GIVEN EXERCISE: Extract each line of the records below that contains the word "Locomotion".

INPUT RECORDS:
━━━━━━━━

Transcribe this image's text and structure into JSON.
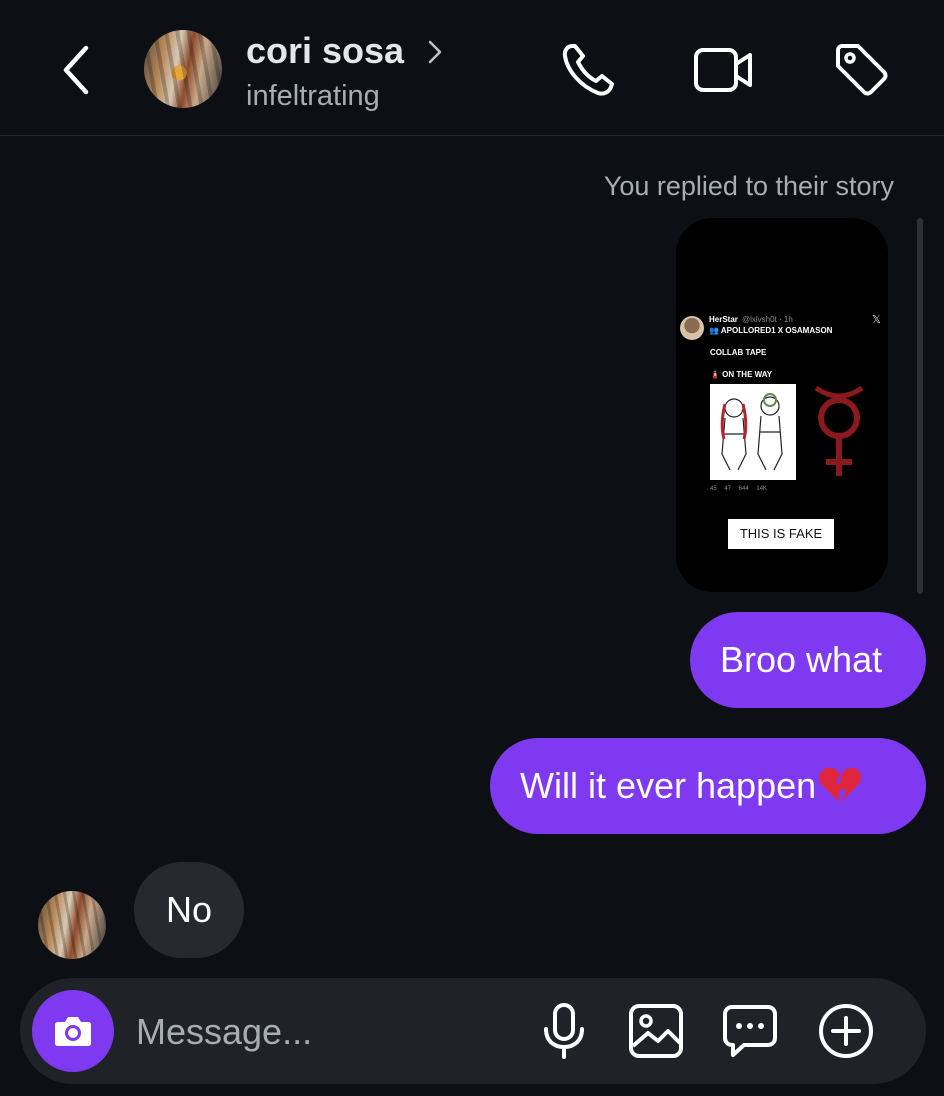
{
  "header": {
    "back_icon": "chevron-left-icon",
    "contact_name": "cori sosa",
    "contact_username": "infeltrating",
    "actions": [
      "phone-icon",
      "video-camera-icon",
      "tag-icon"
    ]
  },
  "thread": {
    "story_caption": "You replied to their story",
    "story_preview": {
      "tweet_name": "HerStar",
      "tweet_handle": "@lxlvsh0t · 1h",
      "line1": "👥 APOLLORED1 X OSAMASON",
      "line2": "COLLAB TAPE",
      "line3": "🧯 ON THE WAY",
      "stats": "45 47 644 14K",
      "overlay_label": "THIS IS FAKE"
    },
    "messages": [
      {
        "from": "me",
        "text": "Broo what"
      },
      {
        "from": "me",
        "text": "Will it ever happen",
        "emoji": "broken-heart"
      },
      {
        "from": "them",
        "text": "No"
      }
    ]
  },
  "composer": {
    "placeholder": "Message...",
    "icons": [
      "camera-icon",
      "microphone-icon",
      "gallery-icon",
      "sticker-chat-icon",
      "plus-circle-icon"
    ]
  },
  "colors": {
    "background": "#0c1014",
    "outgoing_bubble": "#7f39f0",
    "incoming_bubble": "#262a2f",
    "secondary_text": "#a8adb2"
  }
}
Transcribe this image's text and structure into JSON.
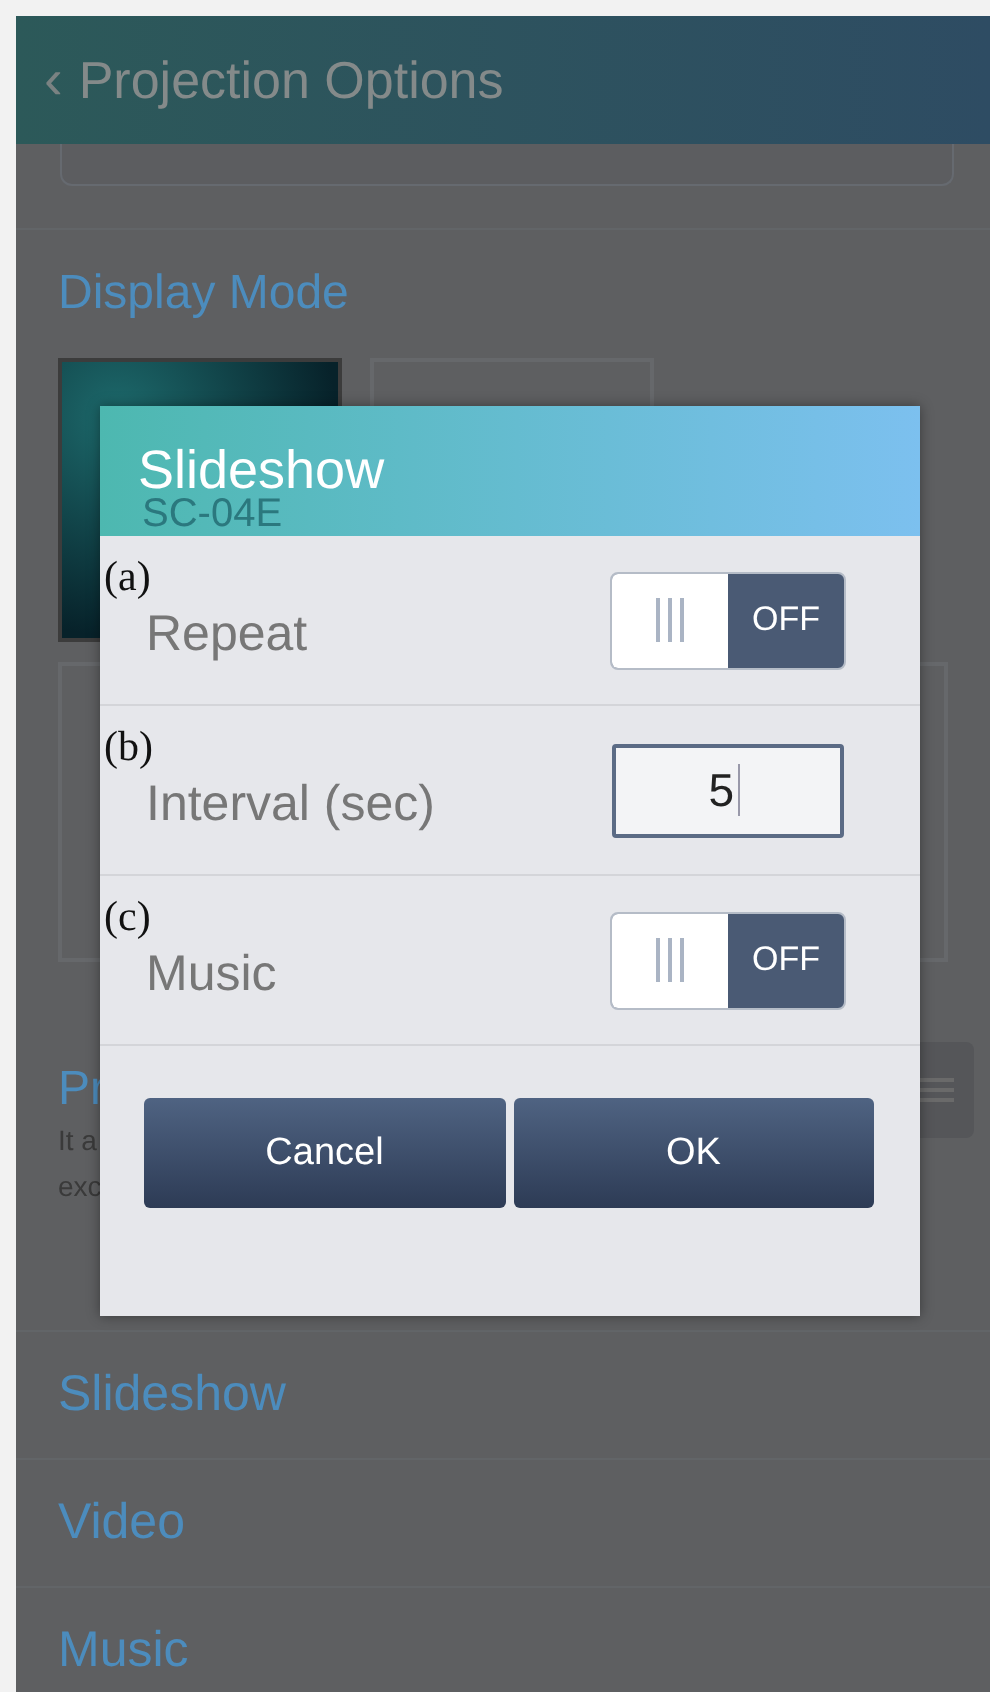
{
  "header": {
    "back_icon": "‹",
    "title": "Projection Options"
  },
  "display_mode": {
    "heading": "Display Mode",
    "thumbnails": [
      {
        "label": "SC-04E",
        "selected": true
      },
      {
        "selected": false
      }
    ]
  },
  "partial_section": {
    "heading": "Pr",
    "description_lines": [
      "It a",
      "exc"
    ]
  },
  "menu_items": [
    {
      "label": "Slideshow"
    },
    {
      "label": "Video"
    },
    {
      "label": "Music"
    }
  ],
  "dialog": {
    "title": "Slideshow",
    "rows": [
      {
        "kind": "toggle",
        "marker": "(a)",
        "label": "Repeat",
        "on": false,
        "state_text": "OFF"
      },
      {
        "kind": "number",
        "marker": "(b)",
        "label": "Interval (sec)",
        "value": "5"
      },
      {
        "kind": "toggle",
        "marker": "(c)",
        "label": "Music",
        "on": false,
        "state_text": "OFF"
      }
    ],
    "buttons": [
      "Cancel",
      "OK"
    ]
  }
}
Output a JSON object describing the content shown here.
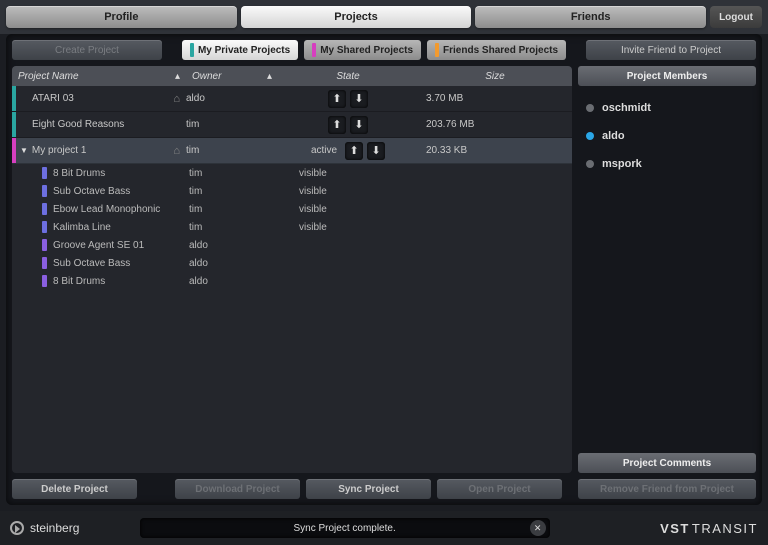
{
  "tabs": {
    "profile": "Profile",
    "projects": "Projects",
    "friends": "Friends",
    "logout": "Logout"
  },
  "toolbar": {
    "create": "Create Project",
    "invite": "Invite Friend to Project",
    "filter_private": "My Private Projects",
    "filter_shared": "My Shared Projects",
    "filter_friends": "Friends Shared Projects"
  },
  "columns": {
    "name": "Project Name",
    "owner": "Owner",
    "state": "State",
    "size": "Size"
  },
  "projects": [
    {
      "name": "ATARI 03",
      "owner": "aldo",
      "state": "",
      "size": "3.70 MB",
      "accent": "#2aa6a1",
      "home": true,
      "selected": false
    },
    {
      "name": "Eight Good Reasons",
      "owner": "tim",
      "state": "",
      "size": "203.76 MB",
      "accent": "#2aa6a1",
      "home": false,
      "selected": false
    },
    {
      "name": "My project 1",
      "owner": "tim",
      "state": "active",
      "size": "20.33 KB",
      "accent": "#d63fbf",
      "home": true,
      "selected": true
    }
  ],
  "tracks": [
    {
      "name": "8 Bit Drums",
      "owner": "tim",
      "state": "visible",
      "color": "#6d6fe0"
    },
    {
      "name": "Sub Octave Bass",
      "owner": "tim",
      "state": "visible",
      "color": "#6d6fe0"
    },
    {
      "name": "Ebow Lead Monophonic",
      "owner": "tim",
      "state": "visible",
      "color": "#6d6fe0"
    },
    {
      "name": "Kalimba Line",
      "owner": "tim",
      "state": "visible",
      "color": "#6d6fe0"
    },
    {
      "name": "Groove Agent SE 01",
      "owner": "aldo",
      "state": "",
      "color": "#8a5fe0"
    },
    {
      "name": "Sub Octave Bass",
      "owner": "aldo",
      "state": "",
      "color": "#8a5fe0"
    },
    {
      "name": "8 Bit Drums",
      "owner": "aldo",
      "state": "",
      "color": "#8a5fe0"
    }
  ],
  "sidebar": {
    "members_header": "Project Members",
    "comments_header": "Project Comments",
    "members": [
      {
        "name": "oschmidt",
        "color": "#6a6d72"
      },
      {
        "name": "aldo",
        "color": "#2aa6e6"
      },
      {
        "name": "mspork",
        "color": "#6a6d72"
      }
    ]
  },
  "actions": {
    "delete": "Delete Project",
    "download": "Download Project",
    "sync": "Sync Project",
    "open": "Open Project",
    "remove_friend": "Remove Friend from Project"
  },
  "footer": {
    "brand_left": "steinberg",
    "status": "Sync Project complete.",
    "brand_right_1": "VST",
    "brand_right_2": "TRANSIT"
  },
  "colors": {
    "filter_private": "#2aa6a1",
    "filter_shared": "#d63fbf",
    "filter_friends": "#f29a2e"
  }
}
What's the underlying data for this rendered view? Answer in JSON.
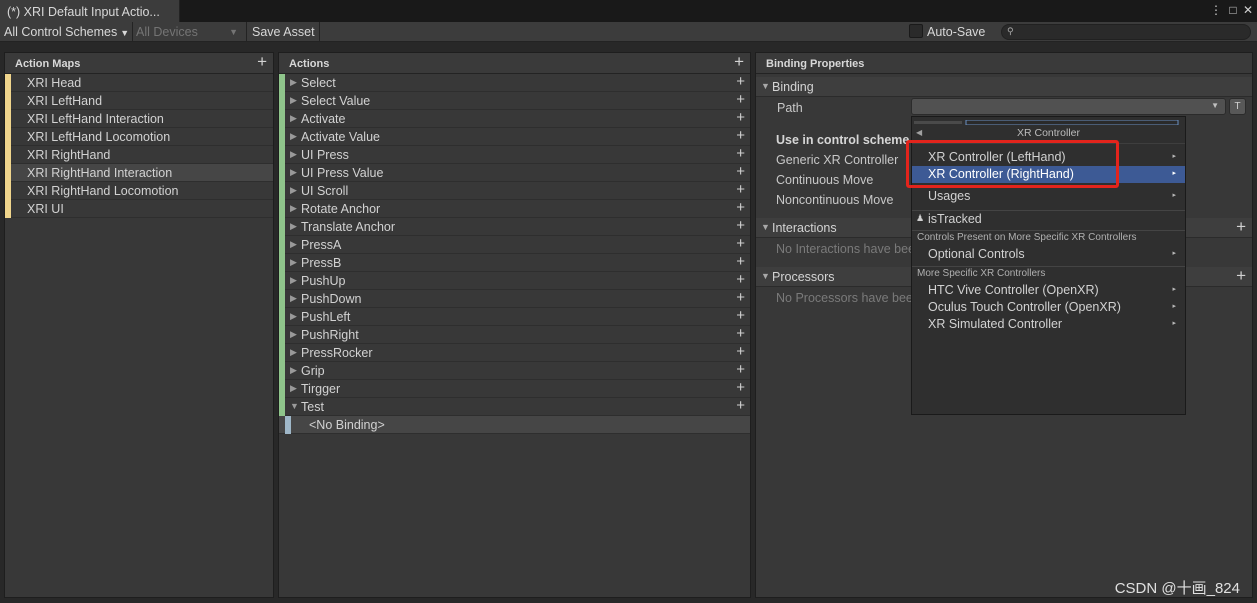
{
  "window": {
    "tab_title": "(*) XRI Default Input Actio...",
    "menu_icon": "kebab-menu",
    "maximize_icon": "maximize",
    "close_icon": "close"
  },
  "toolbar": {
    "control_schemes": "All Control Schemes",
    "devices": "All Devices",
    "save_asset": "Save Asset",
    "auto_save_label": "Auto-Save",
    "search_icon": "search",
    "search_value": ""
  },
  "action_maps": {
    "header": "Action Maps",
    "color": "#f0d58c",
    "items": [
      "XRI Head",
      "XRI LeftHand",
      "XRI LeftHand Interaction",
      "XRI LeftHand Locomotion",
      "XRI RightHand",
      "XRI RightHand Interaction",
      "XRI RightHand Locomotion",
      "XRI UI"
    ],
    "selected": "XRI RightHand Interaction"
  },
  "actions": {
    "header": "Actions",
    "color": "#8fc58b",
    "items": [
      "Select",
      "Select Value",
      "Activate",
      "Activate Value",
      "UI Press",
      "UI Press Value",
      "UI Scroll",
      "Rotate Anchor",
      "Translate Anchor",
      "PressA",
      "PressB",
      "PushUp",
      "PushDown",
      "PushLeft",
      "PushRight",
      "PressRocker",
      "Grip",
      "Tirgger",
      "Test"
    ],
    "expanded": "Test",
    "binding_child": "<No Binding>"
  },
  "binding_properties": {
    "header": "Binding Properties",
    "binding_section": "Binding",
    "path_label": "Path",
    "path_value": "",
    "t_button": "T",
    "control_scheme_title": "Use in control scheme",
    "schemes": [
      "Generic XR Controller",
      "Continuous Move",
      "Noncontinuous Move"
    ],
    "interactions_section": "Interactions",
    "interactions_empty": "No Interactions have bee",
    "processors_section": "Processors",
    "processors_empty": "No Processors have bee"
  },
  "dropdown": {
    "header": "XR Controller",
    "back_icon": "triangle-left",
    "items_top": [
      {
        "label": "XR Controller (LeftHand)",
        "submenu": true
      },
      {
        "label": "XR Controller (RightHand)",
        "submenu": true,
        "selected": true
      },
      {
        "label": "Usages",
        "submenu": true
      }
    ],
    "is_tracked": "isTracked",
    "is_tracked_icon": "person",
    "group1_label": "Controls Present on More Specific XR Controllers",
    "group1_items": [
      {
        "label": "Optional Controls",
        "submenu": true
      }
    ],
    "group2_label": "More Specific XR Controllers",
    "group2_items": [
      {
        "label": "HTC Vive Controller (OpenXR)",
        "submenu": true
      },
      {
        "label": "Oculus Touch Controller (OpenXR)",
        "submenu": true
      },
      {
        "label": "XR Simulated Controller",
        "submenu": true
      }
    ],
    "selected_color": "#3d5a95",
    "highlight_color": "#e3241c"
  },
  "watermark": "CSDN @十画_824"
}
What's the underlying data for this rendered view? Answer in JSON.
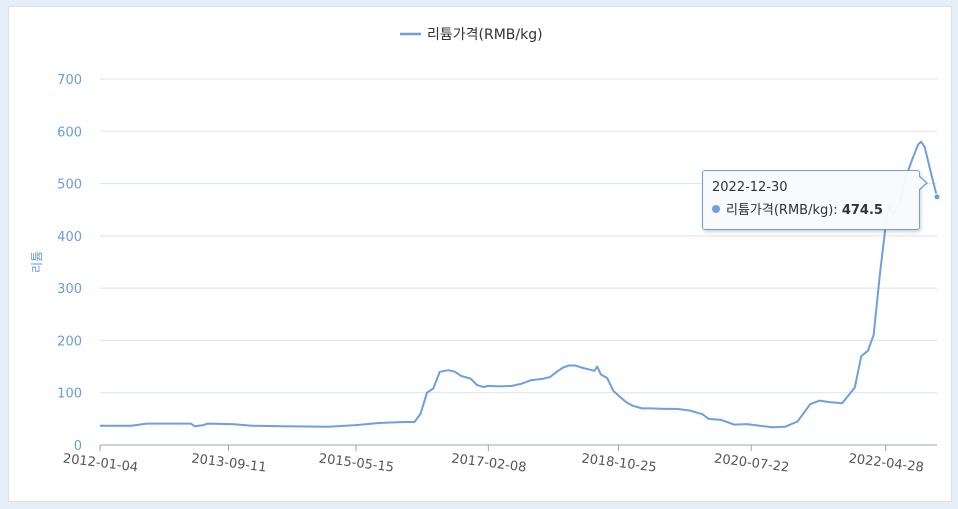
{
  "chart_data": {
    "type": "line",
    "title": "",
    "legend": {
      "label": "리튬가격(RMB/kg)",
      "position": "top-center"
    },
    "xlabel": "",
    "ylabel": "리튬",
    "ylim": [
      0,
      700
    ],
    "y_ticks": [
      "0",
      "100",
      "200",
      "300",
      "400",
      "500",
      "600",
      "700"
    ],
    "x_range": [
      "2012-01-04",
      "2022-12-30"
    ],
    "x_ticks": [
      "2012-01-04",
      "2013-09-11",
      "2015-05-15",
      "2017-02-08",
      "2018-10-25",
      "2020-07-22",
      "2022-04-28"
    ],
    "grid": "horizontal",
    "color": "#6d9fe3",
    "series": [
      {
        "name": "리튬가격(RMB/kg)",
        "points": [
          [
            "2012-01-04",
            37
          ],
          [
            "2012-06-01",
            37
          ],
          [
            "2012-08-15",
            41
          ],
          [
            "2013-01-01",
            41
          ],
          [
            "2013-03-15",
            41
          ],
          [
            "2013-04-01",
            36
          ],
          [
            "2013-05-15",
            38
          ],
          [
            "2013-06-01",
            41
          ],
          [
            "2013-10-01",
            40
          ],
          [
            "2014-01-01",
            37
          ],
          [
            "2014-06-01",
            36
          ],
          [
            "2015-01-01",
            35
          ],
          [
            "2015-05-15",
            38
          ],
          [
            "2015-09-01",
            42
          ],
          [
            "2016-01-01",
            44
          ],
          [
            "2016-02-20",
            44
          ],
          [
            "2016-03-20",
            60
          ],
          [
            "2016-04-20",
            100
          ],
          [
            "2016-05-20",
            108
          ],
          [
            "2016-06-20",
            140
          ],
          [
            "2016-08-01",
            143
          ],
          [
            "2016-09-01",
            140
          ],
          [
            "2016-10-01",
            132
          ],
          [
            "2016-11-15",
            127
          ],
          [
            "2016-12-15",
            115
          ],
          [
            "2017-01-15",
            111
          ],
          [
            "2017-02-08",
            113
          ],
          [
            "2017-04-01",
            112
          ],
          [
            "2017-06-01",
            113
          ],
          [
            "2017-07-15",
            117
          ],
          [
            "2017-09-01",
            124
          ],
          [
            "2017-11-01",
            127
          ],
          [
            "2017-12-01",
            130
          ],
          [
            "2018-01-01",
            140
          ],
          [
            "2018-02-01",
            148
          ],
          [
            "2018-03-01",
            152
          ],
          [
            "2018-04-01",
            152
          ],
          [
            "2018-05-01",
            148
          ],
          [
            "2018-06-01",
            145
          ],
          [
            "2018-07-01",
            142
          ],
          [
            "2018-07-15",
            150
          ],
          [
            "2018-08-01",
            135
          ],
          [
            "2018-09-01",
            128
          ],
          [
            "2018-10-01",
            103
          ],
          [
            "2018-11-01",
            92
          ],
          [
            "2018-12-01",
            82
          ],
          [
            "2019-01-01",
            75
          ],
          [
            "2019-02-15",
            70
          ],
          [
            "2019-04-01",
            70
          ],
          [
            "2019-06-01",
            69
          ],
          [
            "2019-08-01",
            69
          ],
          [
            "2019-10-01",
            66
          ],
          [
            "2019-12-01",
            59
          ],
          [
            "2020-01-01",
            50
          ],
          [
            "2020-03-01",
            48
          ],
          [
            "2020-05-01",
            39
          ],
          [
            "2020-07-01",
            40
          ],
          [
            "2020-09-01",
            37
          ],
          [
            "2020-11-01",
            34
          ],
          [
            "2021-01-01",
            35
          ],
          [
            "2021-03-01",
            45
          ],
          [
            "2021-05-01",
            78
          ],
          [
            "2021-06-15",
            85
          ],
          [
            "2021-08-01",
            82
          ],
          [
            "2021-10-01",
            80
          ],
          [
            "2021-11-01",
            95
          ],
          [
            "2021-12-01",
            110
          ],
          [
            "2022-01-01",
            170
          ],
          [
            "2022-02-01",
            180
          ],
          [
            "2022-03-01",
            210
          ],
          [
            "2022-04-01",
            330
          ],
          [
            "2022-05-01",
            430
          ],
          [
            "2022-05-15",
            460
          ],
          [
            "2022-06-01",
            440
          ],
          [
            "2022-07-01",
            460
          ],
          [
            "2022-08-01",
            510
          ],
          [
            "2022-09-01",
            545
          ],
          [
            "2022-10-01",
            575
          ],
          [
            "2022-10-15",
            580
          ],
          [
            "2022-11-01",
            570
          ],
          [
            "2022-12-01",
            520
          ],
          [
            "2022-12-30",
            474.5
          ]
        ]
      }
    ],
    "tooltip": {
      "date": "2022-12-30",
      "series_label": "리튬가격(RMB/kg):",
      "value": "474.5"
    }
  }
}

━━━━━━━━

SOLUTION TO THE EXERCISE:
      "XRI LeftHand Locomotion",
      "XRI RightHand Locomotion",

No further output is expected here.